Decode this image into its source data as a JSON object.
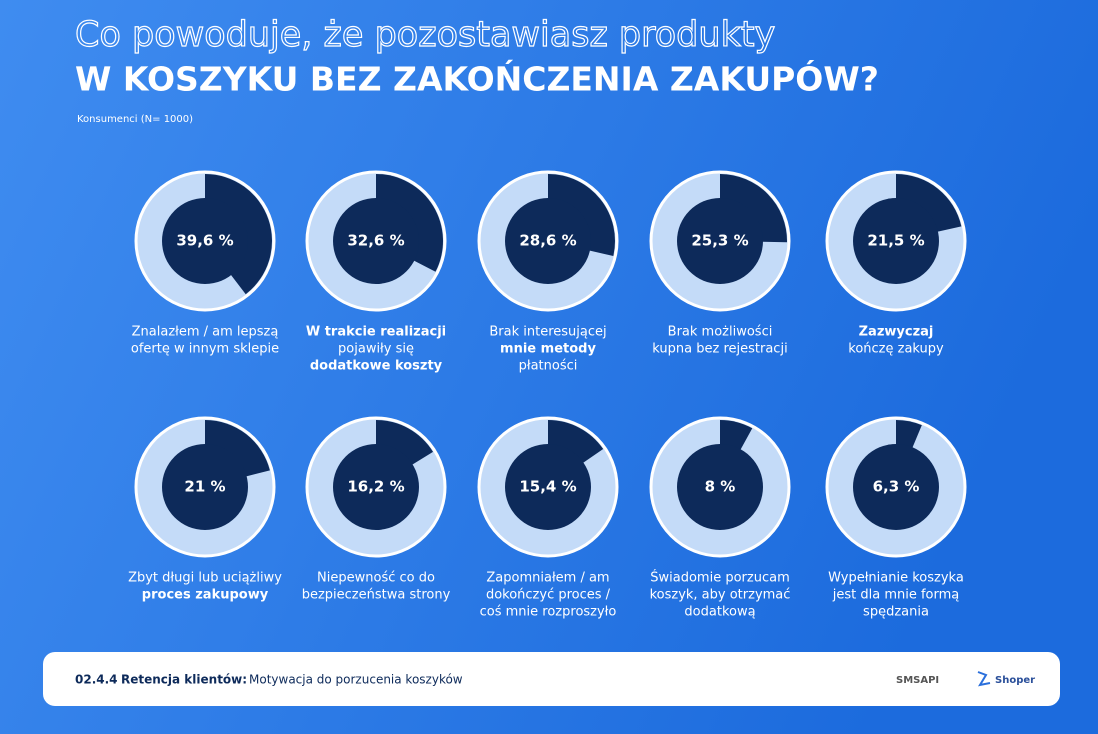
{
  "header": {
    "title_line1": "Co powoduje, że pozostawiasz produkty",
    "title_line2": "W KOSZYKU BEZ ZAKOŃCZENIA ZAKUPÓW?",
    "subtitle": "Konsumenci (N= 1000)"
  },
  "chart_data": [
    {
      "type": "pie",
      "values": [
        39.6
      ],
      "value_labels": [
        "39,6 %"
      ],
      "ylim": [
        0,
        100
      ],
      "colors": [
        "#0d2a5a",
        "#c4dbf8"
      ],
      "label": [
        {
          "text": "Znalazłem / am lepszą",
          "bold": false
        },
        {
          "text": "ofertę w innym sklepie",
          "bold": false
        }
      ]
    },
    {
      "type": "pie",
      "values": [
        32.6
      ],
      "value_labels": [
        "32,6 %"
      ],
      "ylim": [
        0,
        100
      ],
      "colors": [
        "#0d2a5a",
        "#c4dbf8"
      ],
      "label": [
        {
          "text": "W trakcie realizacji",
          "bold": true
        },
        {
          "text": "pojawiły się",
          "bold": false
        },
        {
          "text": "dodatkowe koszty",
          "bold": true
        }
      ]
    },
    {
      "type": "pie",
      "values": [
        28.6
      ],
      "value_labels": [
        "28,6 %"
      ],
      "ylim": [
        0,
        100
      ],
      "colors": [
        "#0d2a5a",
        "#c4dbf8"
      ],
      "label": [
        {
          "text": "Brak interesującej",
          "bold": false
        },
        {
          "text": "mnie metody",
          "bold": true
        },
        {
          "text": "płatności",
          "bold": false
        }
      ]
    },
    {
      "type": "pie",
      "values": [
        25.3
      ],
      "value_labels": [
        "25,3 %"
      ],
      "ylim": [
        0,
        100
      ],
      "colors": [
        "#0d2a5a",
        "#c4dbf8"
      ],
      "label": [
        {
          "text": "Brak możliwości",
          "bold": false
        },
        {
          "text": "kupna bez rejestracji",
          "bold": false
        }
      ]
    },
    {
      "type": "pie",
      "values": [
        21.5
      ],
      "value_labels": [
        "21,5 %"
      ],
      "ylim": [
        0,
        100
      ],
      "colors": [
        "#0d2a5a",
        "#c4dbf8"
      ],
      "label": [
        {
          "text": "Zazwyczaj",
          "bold": true
        },
        {
          "text": "kończę zakupy",
          "bold": false
        }
      ]
    },
    {
      "type": "pie",
      "values": [
        21
      ],
      "value_labels": [
        "21 %"
      ],
      "ylim": [
        0,
        100
      ],
      "colors": [
        "#0d2a5a",
        "#c4dbf8"
      ],
      "label": [
        {
          "text": "Zbyt długi lub uciążliwy",
          "bold": false
        },
        {
          "text": "proces zakupowy",
          "bold": true
        }
      ]
    },
    {
      "type": "pie",
      "values": [
        16.2
      ],
      "value_labels": [
        "16,2 %"
      ],
      "ylim": [
        0,
        100
      ],
      "colors": [
        "#0d2a5a",
        "#c4dbf8"
      ],
      "label": [
        {
          "text": "Niepewność co do",
          "bold": false
        },
        {
          "text": "bezpieczeństwa strony",
          "bold": false
        }
      ]
    },
    {
      "type": "pie",
      "values": [
        15.4
      ],
      "value_labels": [
        "15,4 %"
      ],
      "ylim": [
        0,
        100
      ],
      "colors": [
        "#0d2a5a",
        "#c4dbf8"
      ],
      "label": [
        {
          "text": "Zapomniałem / am",
          "bold": false
        },
        {
          "text": "dokończyć proces /",
          "bold": false
        },
        {
          "text": "coś mnie rozproszyło",
          "bold": false
        }
      ]
    },
    {
      "type": "pie",
      "values": [
        8
      ],
      "value_labels": [
        "8 %"
      ],
      "ylim": [
        0,
        100
      ],
      "colors": [
        "#0d2a5a",
        "#c4dbf8"
      ],
      "label": [
        {
          "text": "Świadomie porzucam",
          "bold": false
        },
        {
          "text": "koszyk, aby otrzymać",
          "bold": false
        },
        {
          "text": "dodatkową",
          "bold": false
        }
      ]
    },
    {
      "type": "pie",
      "values": [
        6.3
      ],
      "value_labels": [
        "6,3 %"
      ],
      "ylim": [
        0,
        100
      ],
      "colors": [
        "#0d2a5a",
        "#c4dbf8"
      ],
      "label": [
        {
          "text": "Wypełnianie koszyka",
          "bold": false
        },
        {
          "text": "jest dla mnie formą",
          "bold": false
        },
        {
          "text": "spędzania",
          "bold": false
        }
      ]
    }
  ],
  "footer": {
    "code": "02.4.4",
    "section": "Retencja klientów:",
    "topic": "Motywacja do porzucenia koszyków",
    "logo1": "SMSAPI",
    "logo2": "Shoper"
  }
}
= = = =
Repeat the listing in full and exactly. Do not include any images.

## TASK OUTPUT
Decode this image into its source data as a JSON object.
{
  "header": {
    "title_line1": "Co powoduje, że pozostawiasz produkty",
    "title_line2": "W KOSZYKU BEZ ZAKOŃCZENIA ZAKUPÓW?",
    "subtitle": "Konsumenci (N= 1000)"
  },
  "chart_data": [
    {
      "type": "pie",
      "values": [
        39.6
      ],
      "value_labels": [
        "39,6 %"
      ],
      "ylim": [
        0,
        100
      ],
      "colors": [
        "#0d2a5a",
        "#c4dbf8"
      ],
      "label": [
        {
          "text": "Znalazłem / am lepszą",
          "bold": false
        },
        {
          "text": "ofertę w innym sklepie",
          "bold": false
        }
      ]
    },
    {
      "type": "pie",
      "values": [
        32.6
      ],
      "value_labels": [
        "32,6 %"
      ],
      "ylim": [
        0,
        100
      ],
      "colors": [
        "#0d2a5a",
        "#c4dbf8"
      ],
      "label": [
        {
          "text": "W trakcie realizacji",
          "bold": true
        },
        {
          "text": "pojawiły się",
          "bold": false
        },
        {
          "text": "dodatkowe koszty",
          "bold": true
        }
      ]
    },
    {
      "type": "pie",
      "values": [
        28.6
      ],
      "value_labels": [
        "28,6 %"
      ],
      "ylim": [
        0,
        100
      ],
      "colors": [
        "#0d2a5a",
        "#c4dbf8"
      ],
      "label": [
        {
          "text": "Brak interesującej",
          "bold": false
        },
        {
          "text": "mnie metody",
          "bold": true
        },
        {
          "text": "płatności",
          "bold": false
        }
      ]
    },
    {
      "type": "pie",
      "values": [
        25.3
      ],
      "value_labels": [
        "25,3 %"
      ],
      "ylim": [
        0,
        100
      ],
      "colors": [
        "#0d2a5a",
        "#c4dbf8"
      ],
      "label": [
        {
          "text": "Brak możliwości",
          "bold": false
        },
        {
          "text": "kupna bez rejestracji",
          "bold": false
        }
      ]
    },
    {
      "type": "pie",
      "values": [
        21.5
      ],
      "value_labels": [
        "21,5 %"
      ],
      "ylim": [
        0,
        100
      ],
      "colors": [
        "#0d2a5a",
        "#c4dbf8"
      ],
      "label": [
        {
          "text": "Zazwyczaj",
          "bold": true
        },
        {
          "text": "kończę zakupy",
          "bold": false
        }
      ]
    },
    {
      "type": "pie",
      "values": [
        21
      ],
      "value_labels": [
        "21 %"
      ],
      "ylim": [
        0,
        100
      ],
      "colors": [
        "#0d2a5a",
        "#c4dbf8"
      ],
      "label": [
        {
          "text": "Zbyt długi lub uciążliwy",
          "bold": false
        },
        {
          "text": "proces zakupowy",
          "bold": true
        }
      ]
    },
    {
      "type": "pie",
      "values": [
        16.2
      ],
      "value_labels": [
        "16,2 %"
      ],
      "ylim": [
        0,
        100
      ],
      "colors": [
        "#0d2a5a",
        "#c4dbf8"
      ],
      "label": [
        {
          "text": "Niepewność co do",
          "bold": false
        },
        {
          "text": "bezpieczeństwa strony",
          "bold": false
        }
      ]
    },
    {
      "type": "pie",
      "values": [
        15.4
      ],
      "value_labels": [
        "15,4 %"
      ],
      "ylim": [
        0,
        100
      ],
      "colors": [
        "#0d2a5a",
        "#c4dbf8"
      ],
      "label": [
        {
          "text": "Zapomniałem / am",
          "bold": false
        },
        {
          "text": "dokończyć proces /",
          "bold": false
        },
        {
          "text": "coś mnie rozproszyło",
          "bold": false
        }
      ]
    },
    {
      "type": "pie",
      "values": [
        8
      ],
      "value_labels": [
        "8 %"
      ],
      "ylim": [
        0,
        100
      ],
      "colors": [
        "#0d2a5a",
        "#c4dbf8"
      ],
      "label": [
        {
          "text": "Świadomie porzucam",
          "bold": false
        },
        {
          "text": "koszyk, aby otrzymać",
          "bold": false
        },
        {
          "text": "dodatkową",
          "bold": false
        }
      ]
    },
    {
      "type": "pie",
      "values": [
        6.3
      ],
      "value_labels": [
        "6,3 %"
      ],
      "ylim": [
        0,
        100
      ],
      "colors": [
        "#0d2a5a",
        "#c4dbf8"
      ],
      "label": [
        {
          "text": "Wypełnianie koszyka",
          "bold": false
        },
        {
          "text": "jest dla mnie formą",
          "bold": false
        },
        {
          "text": "spędzania",
          "bold": false
        }
      ]
    }
  ],
  "footer": {
    "code": "02.4.4",
    "section": "Retencja klientów:",
    "topic": "Motywacja do porzucenia koszyków",
    "logo1": "SMSAPI",
    "logo2": "Shoper"
  }
}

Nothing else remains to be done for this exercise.